### [Written exercise]
Check the listing below for lines that hold "Weighted". How many are there? Please give only the number.

Extracts from a graphics dataset
★ ★ ★ ★ ★ ★ ★
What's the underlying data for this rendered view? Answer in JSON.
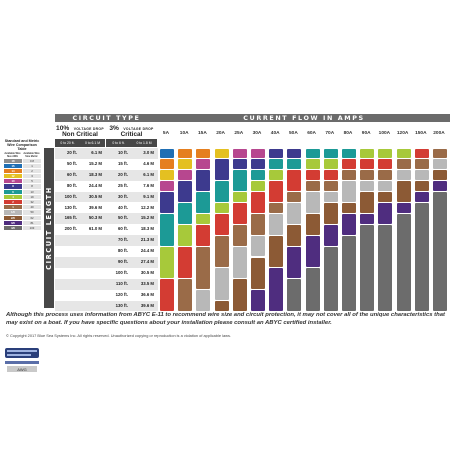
{
  "headers": {
    "circuit_type": "CIRCUIT TYPE",
    "current_flow": "CURRENT FLOW IN AMPS",
    "circuit_length": "CIRCUIT LENGTH"
  },
  "voltage_drop": {
    "noncritical_pct": "10%",
    "noncritical_small": "VOLTAGE DROP",
    "noncritical_label": "Non Critical",
    "critical_pct": "3%",
    "critical_small": "VOLTAGE DROP",
    "critical_label": "Critical"
  },
  "subheaders": [
    "0 to 20 ft.",
    "0 to 6.1 M",
    "0 to 6 ft.",
    "0 to 1.8 M"
  ],
  "amps": [
    "5A",
    "10A",
    "15A",
    "20A",
    "25A",
    "30A",
    "40A",
    "50A",
    "60A",
    "70A",
    "80A",
    "90A",
    "100A",
    "120A",
    "150A",
    "200A"
  ],
  "lengths_noncritical": [
    [
      "20 ft.",
      "6.1 M"
    ],
    [
      "50 ft.",
      "15.2 M"
    ],
    [
      "60 ft.",
      "18.3 M"
    ],
    [
      "80 ft.",
      "24.4 M"
    ],
    [
      "100 ft.",
      "30.5 M"
    ],
    [
      "130 ft.",
      "39.6 M"
    ],
    [
      "165 ft.",
      "50.3 M"
    ],
    [
      "200 ft.",
      "61.0 M"
    ]
  ],
  "lengths_critical": [
    [
      "10 ft.",
      "3.0 M"
    ],
    [
      "15 ft.",
      "4.6 M"
    ],
    [
      "20 ft.",
      "6.1 M"
    ],
    [
      "25 ft.",
      "7.6 M"
    ],
    [
      "30 ft.",
      "9.1 M"
    ],
    [
      "40 ft.",
      "12.2 M"
    ],
    [
      "50 ft.",
      "15.2 M"
    ],
    [
      "60 ft.",
      "18.3 M"
    ],
    [
      "70 ft.",
      "21.3 M"
    ],
    [
      "80 ft.",
      "24.4 M"
    ],
    [
      "90 ft.",
      "27.4 M"
    ],
    [
      "100 ft.",
      "30.5 M"
    ],
    [
      "110 ft.",
      "33.5 M"
    ],
    [
      "120 ft.",
      "36.6 M"
    ],
    [
      "130 ft.",
      "39.6 M"
    ]
  ],
  "std_table": {
    "title_line1": "Standard and Metric",
    "title_line2": "Wire Comparison Table",
    "col1": "Available Wire Size AWG",
    "col2": "Available Wire Size Metric",
    "rows": [
      {
        "awg": "18",
        "mm": "0.8",
        "color": "#8e8e8e"
      },
      {
        "awg": "16",
        "mm": "1",
        "color": "#1f6fb4"
      },
      {
        "awg": "14",
        "mm": "2",
        "color": "#e57f1f"
      },
      {
        "awg": "12",
        "mm": "3",
        "color": "#e4c021"
      },
      {
        "awg": "10",
        "mm": "5",
        "color": "#b7478f"
      },
      {
        "awg": "8",
        "mm": "8",
        "color": "#3d3a8e"
      },
      {
        "awg": "6",
        "mm": "13",
        "color": "#1c9a96"
      },
      {
        "awg": "4",
        "mm": "19",
        "color": "#a7c93a"
      },
      {
        "awg": "2",
        "mm": "32",
        "color": "#d33c33"
      },
      {
        "awg": "1",
        "mm": "40",
        "color": "#9a6b48"
      },
      {
        "awg": "1/0",
        "mm": "50",
        "color": "#b8b8b8"
      },
      {
        "awg": "2/0",
        "mm": "62",
        "color": "#8c5a35"
      },
      {
        "awg": "3/0",
        "mm": "81",
        "color": "#4f2d7f"
      },
      {
        "awg": "4/0",
        "mm": "103",
        "color": "#6c6c6c"
      }
    ]
  },
  "gauge_label": "AWG",
  "colors": {
    "header_gray": "#6b6b6b",
    "dark_gray": "#474747",
    "row_tint": "#e6e6e6"
  },
  "disclaimer": "Although this process uses information from ABYC E-11 to recommend wire size and circuit protection, it may not cover all of the unique characteristics that may exist on a boat. If you have specific questions about your installation please consult an ABYC certified installer.",
  "copyright": "© Copyright 2017 Blue Sea Systems Inc. All rights reserved. Unauthorized copying or reproduction is a violation of applicable laws."
}
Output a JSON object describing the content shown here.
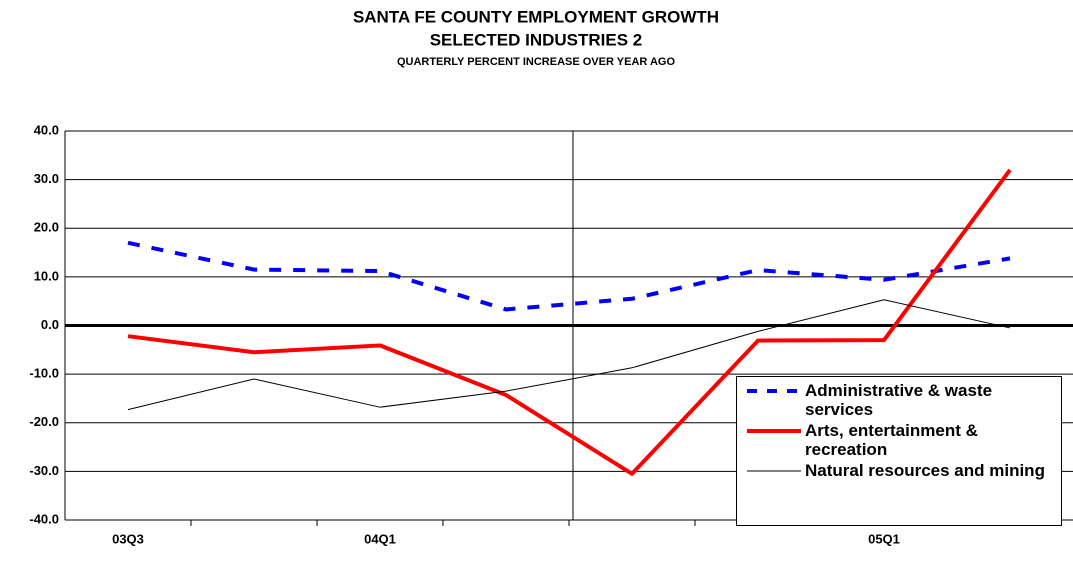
{
  "chart_data": {
    "type": "line",
    "title": "SANTA FE COUNTY EMPLOYMENT GROWTH",
    "subtitle": "SELECTED INDUSTRIES 2",
    "note": "QUARTERLY PERCENT INCREASE OVER YEAR AGO",
    "categories": [
      "03Q3",
      null,
      "04Q1",
      null,
      null,
      null,
      "05Q1",
      null
    ],
    "series": [
      {
        "name": "Administrative & waste services",
        "color": "#0000ff",
        "dash": true,
        "width": 4,
        "values": [
          17.0,
          11.5,
          11.2,
          3.3,
          5.5,
          11.4,
          9.4,
          13.8
        ]
      },
      {
        "name": "Arts, entertainment & recreation",
        "color": "#ff0000",
        "dash": false,
        "width": 4,
        "values": [
          -2.2,
          -5.5,
          -4.1,
          -14.3,
          -30.5,
          -3.1,
          -3.0,
          32.0
        ]
      },
      {
        "name": "Natural resources and mining",
        "color": "#000000",
        "dash": false,
        "width": 1,
        "values": [
          -17.3,
          -11.0,
          -16.8,
          -13.5,
          -8.7,
          -1.2,
          5.3,
          -0.5
        ]
      }
    ],
    "ylim": [
      -40,
      40
    ],
    "yticks": [
      {
        "value": -40,
        "label": "-40.0"
      },
      {
        "value": -30,
        "label": "-30.0"
      },
      {
        "value": -20,
        "label": "-20.0"
      },
      {
        "value": -10,
        "label": "-10.0"
      },
      {
        "value": 0,
        "label": "0.0"
      },
      {
        "value": 10,
        "label": "10.0"
      },
      {
        "value": 20,
        "label": "20.0"
      },
      {
        "value": 30,
        "label": "30.0"
      },
      {
        "value": 40,
        "label": "40.0"
      }
    ],
    "grid": true,
    "legend": "lower right"
  }
}
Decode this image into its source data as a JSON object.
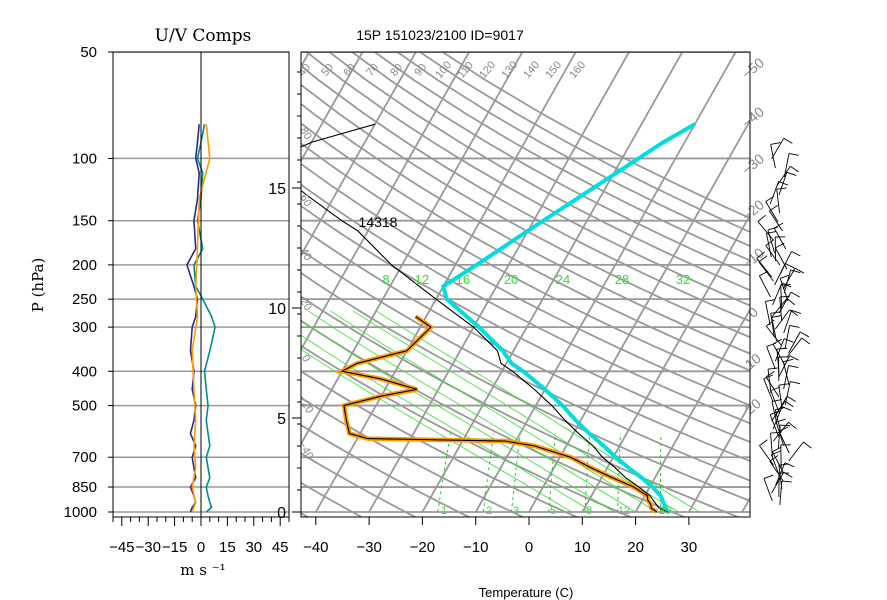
{
  "chart_data": [
    {
      "type": "line",
      "title": "U/V Comps",
      "ylabel": "P (hPa)",
      "xlabel": "m  s ⁻¹",
      "xlim": [
        -50,
        50
      ],
      "ylim": [
        1000,
        50
      ],
      "yscale": "log",
      "grid": true,
      "pressure_ticks": [
        "50",
        "100",
        "150",
        "200",
        "250",
        "300",
        "400",
        "500",
        "700",
        "850",
        "1000"
      ],
      "pressure_values": [
        50,
        100,
        150,
        200,
        250,
        300,
        400,
        500,
        700,
        850,
        1000
      ],
      "speed_ticks": [
        "−45",
        "−30",
        "−15",
        "0",
        "15",
        "30",
        "45"
      ],
      "speed_values": [
        -45,
        -30,
        -15,
        0,
        15,
        30,
        45
      ],
      "series": [
        {
          "color": "#2b2b8c",
          "p": [
            1000,
            970,
            940,
            900,
            850,
            800,
            750,
            700,
            650,
            600,
            550,
            500,
            450,
            400,
            350,
            300,
            280,
            250,
            230,
            200,
            180,
            150,
            130,
            110,
            100,
            90,
            80
          ],
          "v": [
            -6,
            -5,
            -3,
            -4,
            -6,
            -3,
            -4,
            -5,
            -3,
            -6,
            -4,
            -3,
            -5,
            -4,
            -6,
            -5,
            -3,
            -2,
            -4,
            -8,
            -3,
            -4,
            -2,
            -1,
            -3,
            -2,
            -1
          ]
        },
        {
          "color": "#008b8b",
          "p": [
            1000,
            970,
            940,
            900,
            850,
            800,
            750,
            700,
            650,
            600,
            550,
            500,
            450,
            400,
            350,
            300,
            280,
            250,
            230,
            200,
            180,
            150,
            130,
            110,
            100,
            90,
            80
          ],
          "v": [
            3,
            6,
            5,
            4,
            3,
            5,
            4,
            3,
            5,
            4,
            3,
            4,
            3,
            2,
            5,
            8,
            6,
            1,
            -3,
            -4,
            1,
            -2,
            0,
            1,
            -2,
            0,
            2
          ]
        },
        {
          "color": "#ff9900",
          "p": [
            1000,
            940,
            850,
            750,
            650,
            550,
            450,
            350,
            280,
            230,
            180,
            130,
            100,
            80
          ],
          "v": [
            -5,
            -3,
            -5,
            -3,
            -4,
            -3,
            -4,
            -5,
            -2,
            -3,
            -2,
            -1,
            5,
            3
          ]
        }
      ]
    },
    {
      "type": "line",
      "title": "15P 151023/2100 ID=9017",
      "xlabel": "Temperature (C)",
      "xlim": [
        -45,
        45
      ],
      "ylim": [
        1000,
        50
      ],
      "yscale": "log",
      "skew": true,
      "temperature_ticks": [
        "−40",
        "−30",
        "−20",
        "−10",
        "0",
        "10",
        "20",
        "30"
      ],
      "temperature_values": [
        -40,
        -30,
        -20,
        -10,
        0,
        10,
        20,
        30
      ],
      "height_km_ticks": [
        "0",
        "5",
        "10",
        "15"
      ],
      "height_km_values": [
        0,
        5,
        10,
        15
      ],
      "annotation": "14318",
      "mixing_ratio_labels": [
        "1",
        "2",
        "3",
        "5",
        "8",
        "12",
        "20"
      ],
      "theta_e_labels": [
        "8",
        "12",
        "16",
        "20",
        "24",
        "28",
        "32"
      ],
      "dry_adiabat_labels": [
        "40",
        "50",
        "60",
        "70",
        "80",
        "90",
        "100",
        "110",
        "120",
        "130",
        "140",
        "150",
        "160"
      ],
      "isotherm_labels_right": [
        "−50",
        "−40",
        "−30",
        "−20",
        "−10",
        "0",
        "10",
        "20"
      ],
      "isotherm_labels_left": [
        "80",
        "60",
        "40",
        "20",
        "0",
        "−20",
        "−40"
      ],
      "series": [
        {
          "name": "temperature",
          "color": "#000000",
          "p": [
            1000,
            975,
            950,
            925,
            900,
            850,
            800,
            750,
            700,
            650,
            600,
            550,
            500,
            450,
            400,
            380,
            350,
            300,
            250,
            200,
            160,
            150,
            130,
            110,
            100,
            90,
            80
          ],
          "t": [
            26,
            24,
            23,
            22,
            21,
            18,
            14.5,
            11.5,
            8,
            5,
            1,
            -3,
            -7,
            -12,
            -18,
            -21,
            -23,
            -30,
            -40,
            -52,
            -62,
            -66,
            -74,
            -83,
            -85,
            -80,
            -70
          ]
        },
        {
          "name": "dewpoint",
          "color": "#000000",
          "p": [
            1000,
            975,
            950,
            925,
            900,
            850,
            800,
            750,
            700,
            650,
            630,
            620,
            600,
            550,
            500,
            470,
            450,
            420,
            400,
            380,
            350,
            300,
            280
          ],
          "t": [
            24,
            22.5,
            22,
            21,
            20.5,
            17,
            12,
            7,
            2,
            -6,
            -12,
            -38,
            -42,
            -44,
            -46,
            -40,
            -34,
            -42,
            -50,
            -48,
            -40,
            -38,
            -42
          ]
        },
        {
          "name": "parcel",
          "color": "#00dddd",
          "p": [
            1000,
            950,
            900,
            850,
            800,
            750,
            700,
            650,
            600,
            550,
            500,
            450,
            400,
            380,
            350,
            300,
            250,
            230,
            200,
            160,
            120,
            90,
            80
          ],
          "t": [
            26,
            24.5,
            23,
            20.5,
            17.5,
            14,
            10.5,
            7,
            3,
            -1,
            -5,
            -10,
            -16,
            -19,
            -22,
            -29,
            -38,
            -40,
            -36,
            -30,
            -22,
            -14,
            -10
          ]
        }
      ]
    }
  ]
}
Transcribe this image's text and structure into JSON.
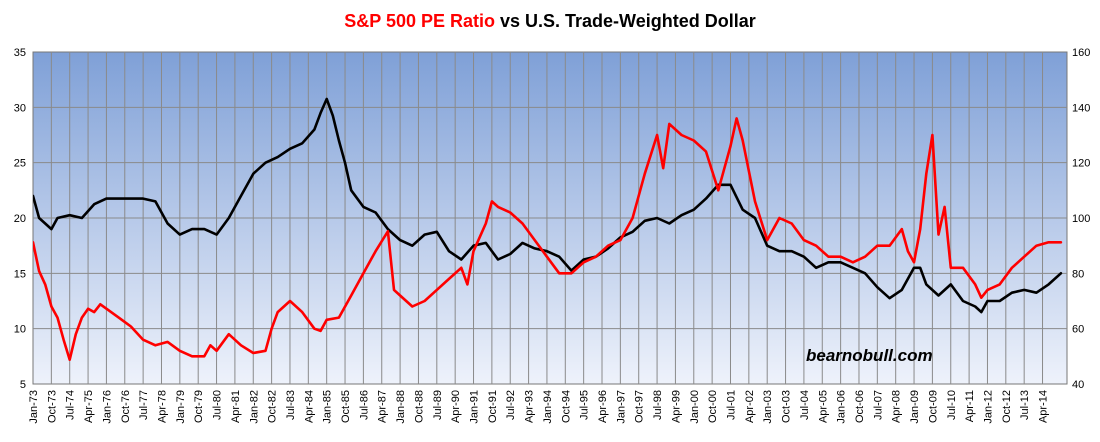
{
  "chart_data": {
    "type": "line",
    "title_part_1": "S&P 500 PE Ratio",
    "title_part_2": " vs U.S. Trade-Weighted Dollar",
    "watermark": "bearnobull.com",
    "left_axis": {
      "min": 5,
      "max": 35,
      "ticks": [
        "5",
        "10",
        "15",
        "20",
        "25",
        "30",
        "35"
      ]
    },
    "right_axis": {
      "min": 40,
      "max": 160,
      "ticks": [
        "40",
        "60",
        "80",
        "100",
        "120",
        "140",
        "160"
      ]
    },
    "x_labels": [
      "Jan-73",
      "Oct-73",
      "Jul-74",
      "Apr-75",
      "Jan-76",
      "Oct-76",
      "Jul-77",
      "Apr-78",
      "Jan-79",
      "Oct-79",
      "Jul-80",
      "Apr-81",
      "Jan-82",
      "Oct-82",
      "Jul-83",
      "Apr-84",
      "Jan-85",
      "Oct-85",
      "Jul-86",
      "Apr-87",
      "Jan-88",
      "Oct-88",
      "Jul-89",
      "Apr-90",
      "Jan-91",
      "Oct-91",
      "Jul-92",
      "Apr-93",
      "Jan-94",
      "Oct-94",
      "Jul-95",
      "Apr-96",
      "Jan-97",
      "Oct-97",
      "Jul-98",
      "Apr-99",
      "Jan-00",
      "Oct-00",
      "Jul-01",
      "Apr-02",
      "Jan-03",
      "Oct-03",
      "Jul-04",
      "Apr-05",
      "Jan-06",
      "Oct-06",
      "Jul-07",
      "Apr-08",
      "Jan-09",
      "Oct-09",
      "Jul-10",
      "Apr-11",
      "Jan-12",
      "Oct-12",
      "Jul-13",
      "Apr-14"
    ],
    "x_range": [
      1973.0,
      2015.25
    ],
    "series": [
      {
        "name": "S&P 500 PE Ratio",
        "axis": "left",
        "color": "#ff0000",
        "x": [
          1973.0,
          1973.25,
          1973.5,
          1973.75,
          1974.0,
          1974.25,
          1974.5,
          1974.75,
          1975.0,
          1975.25,
          1975.5,
          1975.75,
          1976.0,
          1976.5,
          1977.0,
          1977.5,
          1978.0,
          1978.5,
          1979.0,
          1979.5,
          1980.0,
          1980.25,
          1980.5,
          1981.0,
          1981.5,
          1982.0,
          1982.5,
          1982.75,
          1983.0,
          1983.5,
          1984.0,
          1984.5,
          1984.75,
          1985.0,
          1985.5,
          1986.0,
          1986.5,
          1987.0,
          1987.5,
          1987.75,
          1988.0,
          1988.5,
          1989.0,
          1989.5,
          1990.0,
          1990.5,
          1990.75,
          1991.0,
          1991.5,
          1991.75,
          1992.0,
          1992.5,
          1993.0,
          1993.5,
          1994.0,
          1994.5,
          1995.0,
          1995.5,
          1996.0,
          1996.5,
          1997.0,
          1997.5,
          1998.0,
          1998.5,
          1998.75,
          1999.0,
          1999.5,
          2000.0,
          2000.5,
          2001.0,
          2001.25,
          2001.5,
          2001.75,
          2002.0,
          2002.5,
          2003.0,
          2003.5,
          2004.0,
          2004.5,
          2005.0,
          2005.5,
          2006.0,
          2006.5,
          2007.0,
          2007.5,
          2008.0,
          2008.5,
          2008.75,
          2009.0,
          2009.25,
          2009.5,
          2009.75,
          2010.0,
          2010.25,
          2010.5,
          2011.0,
          2011.5,
          2011.75,
          2012.0,
          2012.5,
          2013.0,
          2013.5,
          2014.0,
          2014.5,
          2015.0
        ],
        "values": [
          17.8,
          15.2,
          14.0,
          12.0,
          11.0,
          9.0,
          7.2,
          9.5,
          11.0,
          11.8,
          11.5,
          12.2,
          11.8,
          11.0,
          10.2,
          9.0,
          8.5,
          8.8,
          8.0,
          7.5,
          7.5,
          8.5,
          8.0,
          9.5,
          8.5,
          7.8,
          8.0,
          10.0,
          11.5,
          12.5,
          11.5,
          10.0,
          9.8,
          10.8,
          11.0,
          13.0,
          15.0,
          17.0,
          18.8,
          13.5,
          13.0,
          12.0,
          12.5,
          13.5,
          14.5,
          15.5,
          14.0,
          17.0,
          19.5,
          21.5,
          21.0,
          20.5,
          19.5,
          18.0,
          16.5,
          15.0,
          15.0,
          16.0,
          16.5,
          17.5,
          18.0,
          20.0,
          24.0,
          27.5,
          24.5,
          28.5,
          27.5,
          27.0,
          26.0,
          22.5,
          24.5,
          26.5,
          29.0,
          27.0,
          21.5,
          18.0,
          20.0,
          19.5,
          18.0,
          17.5,
          16.5,
          16.5,
          16.0,
          16.5,
          17.5,
          17.5,
          19.0,
          17.0,
          16.0,
          19.0,
          24.0,
          27.5,
          18.5,
          21.0,
          15.5,
          15.5,
          14.0,
          12.8,
          13.5,
          14.0,
          15.5,
          16.5,
          17.5,
          17.8,
          17.8
        ]
      },
      {
        "name": "U.S. Trade-Weighted Dollar",
        "axis": "right",
        "color": "#000000",
        "x": [
          1973.0,
          1973.25,
          1973.5,
          1973.75,
          1974.0,
          1974.5,
          1975.0,
          1975.5,
          1976.0,
          1976.5,
          1977.0,
          1977.5,
          1978.0,
          1978.5,
          1979.0,
          1979.5,
          1980.0,
          1980.5,
          1981.0,
          1981.5,
          1982.0,
          1982.5,
          1983.0,
          1983.5,
          1984.0,
          1984.5,
          1984.75,
          1985.0,
          1985.25,
          1985.5,
          1985.75,
          1986.0,
          1986.5,
          1987.0,
          1987.5,
          1988.0,
          1988.5,
          1989.0,
          1989.5,
          1990.0,
          1990.5,
          1991.0,
          1991.5,
          1992.0,
          1992.5,
          1993.0,
          1993.5,
          1994.0,
          1994.5,
          1995.0,
          1995.5,
          1996.0,
          1996.5,
          1997.0,
          1997.5,
          1998.0,
          1998.5,
          1999.0,
          1999.5,
          2000.0,
          2000.5,
          2001.0,
          2001.5,
          2002.0,
          2002.5,
          2003.0,
          2003.5,
          2004.0,
          2004.5,
          2005.0,
          2005.5,
          2006.0,
          2006.5,
          2007.0,
          2007.5,
          2008.0,
          2008.5,
          2009.0,
          2009.25,
          2009.5,
          2010.0,
          2010.5,
          2011.0,
          2011.5,
          2011.75,
          2012.0,
          2012.5,
          2013.0,
          2013.5,
          2014.0,
          2014.5,
          2015.0
        ],
        "values": [
          108,
          100,
          98,
          96,
          100,
          101,
          100,
          105,
          107,
          107,
          107,
          107,
          106,
          98,
          94,
          96,
          96,
          94,
          100,
          108,
          116,
          120,
          122,
          125,
          127,
          132,
          138,
          143,
          137,
          128,
          120,
          110,
          104,
          102,
          96,
          92,
          90,
          94,
          95,
          88,
          85,
          90,
          91,
          85,
          87,
          91,
          89,
          88,
          86,
          81,
          85,
          86,
          89,
          93,
          95,
          99,
          100,
          98,
          101,
          103,
          107,
          112,
          112,
          103,
          100,
          90,
          88,
          88,
          86,
          82,
          84,
          84,
          82,
          80,
          75,
          71,
          74,
          82,
          82,
          76,
          72,
          76,
          70,
          68,
          66,
          70,
          70,
          73,
          74,
          73,
          76,
          80
        ]
      }
    ]
  }
}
★ ★ ★ ★ ★ ★ ★
### [Completed task]
2